» **Dataset rows**:
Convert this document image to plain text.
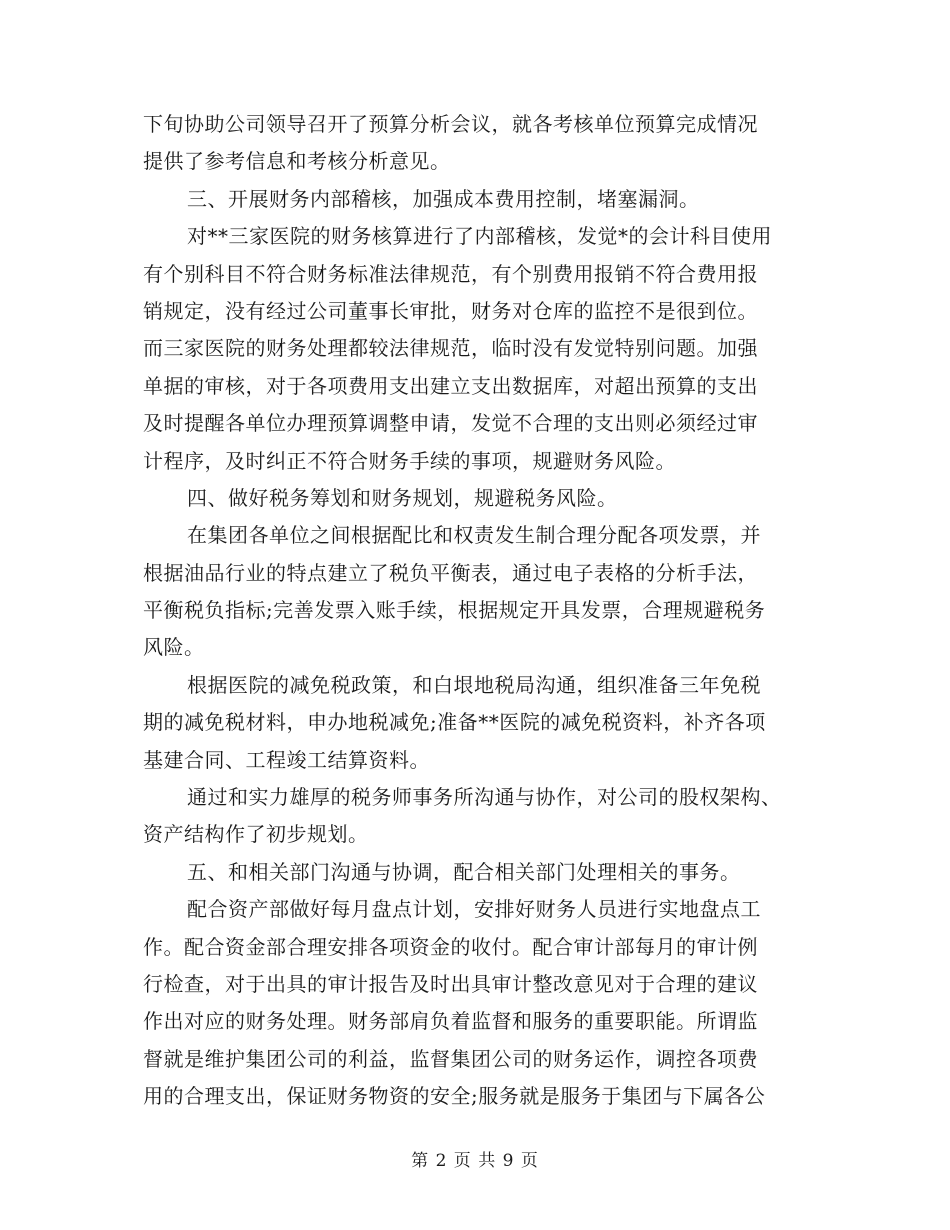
下旬协助公司领导召开了预算分析会议，就各考核单位预算完成情况
提供了参考信息和考核分析意见。
三、开展财务内部稽核，加强成本费用控制，堵塞漏洞。
对**三家医院的财务核算进行了内部稽核，发觉*的会计科目使用
有个别科目不符合财务标准法律规范，有个别费用报销不符合费用报
销规定，没有经过公司董事长审批，财务对仓库的监控不是很到位。
而三家医院的财务处理都较法律规范，临时没有发觉特别问题。加强
单据的审核，对于各项费用支出建立支出数据库，对超出预算的支出
及时提醒各单位办理预算调整申请，发觉不合理的支出则必须经过审
计程序，及时纠正不符合财务手续的事项，规避财务风险。
四、做好税务筹划和财务规划，规避税务风险。
在集团各单位之间根据配比和权责发生制合理分配各项发票，并
根据油品行业的特点建立了税负平衡表，通过电子表格的分析手法，
平衡税负指标;完善发票入账手续，根据规定开具发票，合理规避税务
风险。
根据医院的减免税政策，和白垠地税局沟通，组织准备三年免税
期的减免税材料，申办地税减免;准备**医院的减免税资料，补齐各项
基建合同、工程竣工结算资料。
通过和实力雄厚的税务师事务所沟通与协作，对公司的股权架构、
资产结构作了初步规划。
五、和相关部门沟通与协调，配合相关部门处理相关的事务。
配合资产部做好每月盘点计划，安排好财务人员进行实地盘点工
作。配合资金部合理安排各项资金的收付。配合审计部每月的审计例
行检查，对于出具的审计报告及时出具审计整改意见对于合理的建议
作出对应的财务处理。财务部肩负着监督和服务的重要职能。所谓监
督就是维护集团公司的利益，监督集团公司的财务运作，调控各项费
用的合理支出，保证财务物资的安全;服务就是服务于集团与下属各公
第 2 页 共 9 页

» **PROBLEM**:
Omit every picture, then repeat the remaining data exactly as it appears above.

» **EXERCISE ANSWER**:
Convert this document image to plain text.
下旬协助公司领导召开了预算分析会议，就各考核单位预算完成情况
提供了参考信息和考核分析意见。
三、开展财务内部稽核，加强成本费用控制，堵塞漏洞。
对**三家医院的财务核算进行了内部稽核，发觉*的会计科目使用
有个别科目不符合财务标准法律规范，有个别费用报销不符合费用报
销规定，没有经过公司董事长审批，财务对仓库的监控不是很到位。
而三家医院的财务处理都较法律规范，临时没有发觉特别问题。加强
单据的审核，对于各项费用支出建立支出数据库，对超出预算的支出
及时提醒各单位办理预算调整申请，发觉不合理的支出则必须经过审
计程序，及时纠正不符合财务手续的事项，规避财务风险。
四、做好税务筹划和财务规划，规避税务风险。
在集团各单位之间根据配比和权责发生制合理分配各项发票，并
根据油品行业的特点建立了税负平衡表，通过电子表格的分析手法，
平衡税负指标;完善发票入账手续，根据规定开具发票，合理规避税务
风险。
根据医院的减免税政策，和白垠地税局沟通，组织准备三年免税
期的减免税材料，申办地税减免;准备**医院的减免税资料，补齐各项
基建合同、工程竣工结算资料。
通过和实力雄厚的税务师事务所沟通与协作，对公司的股权架构、
资产结构作了初步规划。
五、和相关部门沟通与协调，配合相关部门处理相关的事务。
配合资产部做好每月盘点计划，安排好财务人员进行实地盘点工
作。配合资金部合理安排各项资金的收付。配合审计部每月的审计例
行检查，对于出具的审计报告及时出具审计整改意见对于合理的建议
作出对应的财务处理。财务部肩负着监督和服务的重要职能。所谓监
督就是维护集团公司的利益，监督集团公司的财务运作，调控各项费
用的合理支出，保证财务物资的安全;服务就是服务于集团与下属各公
第 2 页 共 9 页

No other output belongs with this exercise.